◆ EXTRACTED RECORDS ◆
****************

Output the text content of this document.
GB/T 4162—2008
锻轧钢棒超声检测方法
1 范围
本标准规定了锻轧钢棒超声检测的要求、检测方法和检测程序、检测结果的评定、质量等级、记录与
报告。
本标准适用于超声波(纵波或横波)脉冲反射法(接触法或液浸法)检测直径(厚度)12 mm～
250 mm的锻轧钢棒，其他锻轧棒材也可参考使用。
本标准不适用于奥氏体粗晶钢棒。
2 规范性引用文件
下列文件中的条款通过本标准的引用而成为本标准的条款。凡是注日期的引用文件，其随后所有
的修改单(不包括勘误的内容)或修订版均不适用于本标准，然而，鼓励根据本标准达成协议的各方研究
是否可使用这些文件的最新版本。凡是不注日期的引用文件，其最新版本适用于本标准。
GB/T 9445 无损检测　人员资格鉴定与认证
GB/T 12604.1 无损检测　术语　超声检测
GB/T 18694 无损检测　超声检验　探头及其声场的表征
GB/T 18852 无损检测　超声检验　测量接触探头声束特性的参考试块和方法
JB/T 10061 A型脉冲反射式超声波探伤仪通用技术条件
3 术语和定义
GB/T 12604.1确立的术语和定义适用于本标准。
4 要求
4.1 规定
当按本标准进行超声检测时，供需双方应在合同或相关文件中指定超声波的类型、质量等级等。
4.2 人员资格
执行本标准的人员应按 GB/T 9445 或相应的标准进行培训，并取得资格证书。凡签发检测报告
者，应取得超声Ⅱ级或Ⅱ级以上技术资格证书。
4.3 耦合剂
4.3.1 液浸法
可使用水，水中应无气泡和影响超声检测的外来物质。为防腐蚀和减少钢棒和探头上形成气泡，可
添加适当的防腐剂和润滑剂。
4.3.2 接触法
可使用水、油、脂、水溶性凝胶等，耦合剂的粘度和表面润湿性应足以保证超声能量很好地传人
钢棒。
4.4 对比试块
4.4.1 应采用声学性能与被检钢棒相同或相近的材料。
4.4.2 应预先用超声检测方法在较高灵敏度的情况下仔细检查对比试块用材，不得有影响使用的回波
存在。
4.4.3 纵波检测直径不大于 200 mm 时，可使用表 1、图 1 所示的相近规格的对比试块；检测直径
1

****************

◆ SHORT EXERCISE ◆
Extract all lines that hold the word "无损检测".

◆ ANSWER IN FULL ◆
GB/T 9445 无损检测　人员资格鉴定与认证
GB/T 12604.1 无损检测　术语　超声检测
GB/T 18694 无损检测　超声检验　探头及其声场的表征
GB/T 18852 无损检测　超声检验　测量接触探头声束特性的参考试块和方法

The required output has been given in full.